##### Page

As KUOW reports today, it seems a Native American student who was required to read the book took issue with the its depiction of native people. The girl's mom, Sarah Sense-Wilson, agreed and wrote the school to have it removed from the curriculum, writing:

"(The book has a) high volume of racially offensive derogatory language and misinformation on Native Americans. In addition to the inaccurate imagery, and stereotype views, the text lacks literary value which is relevant to today's contemporary multicultural society."

The school eventually agreed, promising to remove the book from students' required reading list and releasing a statement apologizing that the "cultural insensitivity embedded in this book makes it an inappropriate choice as a central text in our 10th grade curriculum."

In the book, Huxley tosses around the word "savage" frequently. His portrait of a mainstream society where babies are not born, but created in factories and bred into specific roles, is offset by a frontier-like outlying culture in which babies are still "born naturally." It's this culture which is owned by the "savages."

What Sense-Wilson and her daughter seem to be having trouble grasping is that the "savages" in the book are only called "savages" because the mainstream society which they aren't a part of is so perverted. In reality, Huxley's savages are indeed the heroes and the normal ones, while the drugged-out, apathetic test-tube people that populate the fictional mainstream culture are the oddballs.

##########
##### Material provided

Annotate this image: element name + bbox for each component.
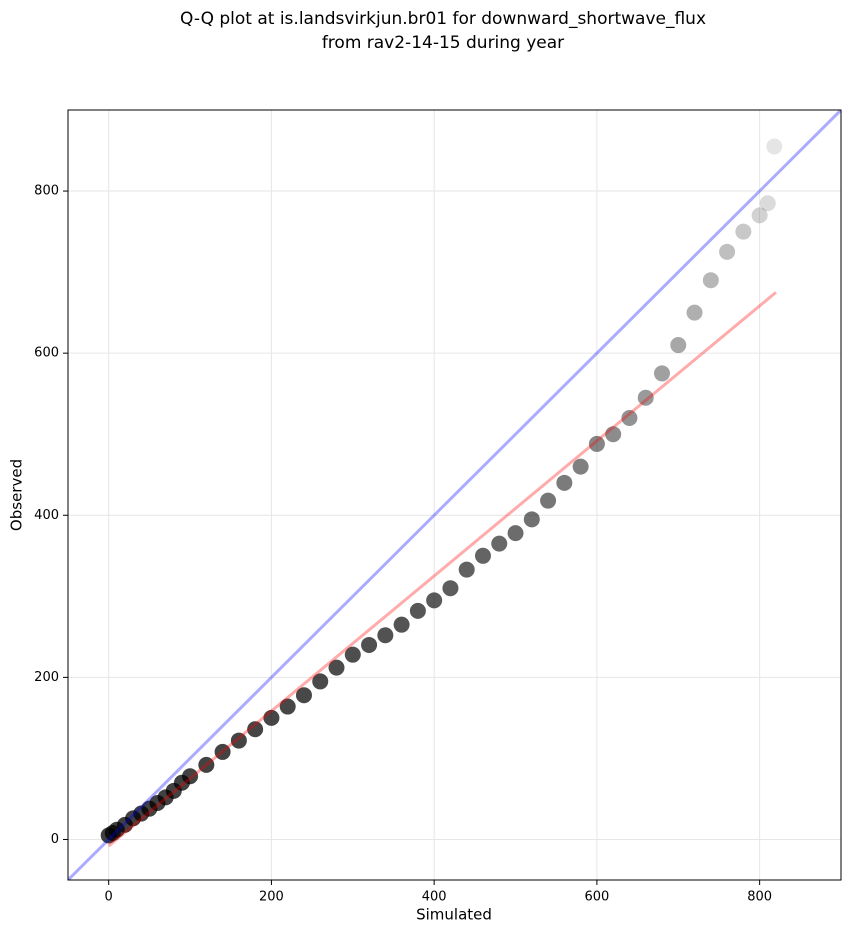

##########

→ Exercise objective:
Continue the piece about the school dropping Huxley's book from its required reading, picking up after its final paragraph.

→ Solved exercise:
Regardless, the parent and daughter seem content to cherry-pick various excerpts from the book as proof of its offensive nature, like:

"'Remember that in the Reservation, children are born. Yes, actually born, revolting as that may seem. Those, I repeat, who are born on the Reservation are destined to die there.'"

Not only is Sense-Wilson offended by the language, she appears to think Brave New World is not at all well-written, either. She tells KUOW that it should be taken out of all Seattle schools and banished to the public library, but that even there, no one will want to read it.

"Most of the kids I've talked to don't even like the book so I doubt it would even get an audience in the library."

Tell that the Modern Library who rated the book as No. 18 in its list of the "100 Best Novels" of all time, or to the tens of millions of readers who have thumbed through it since it was published in 1932.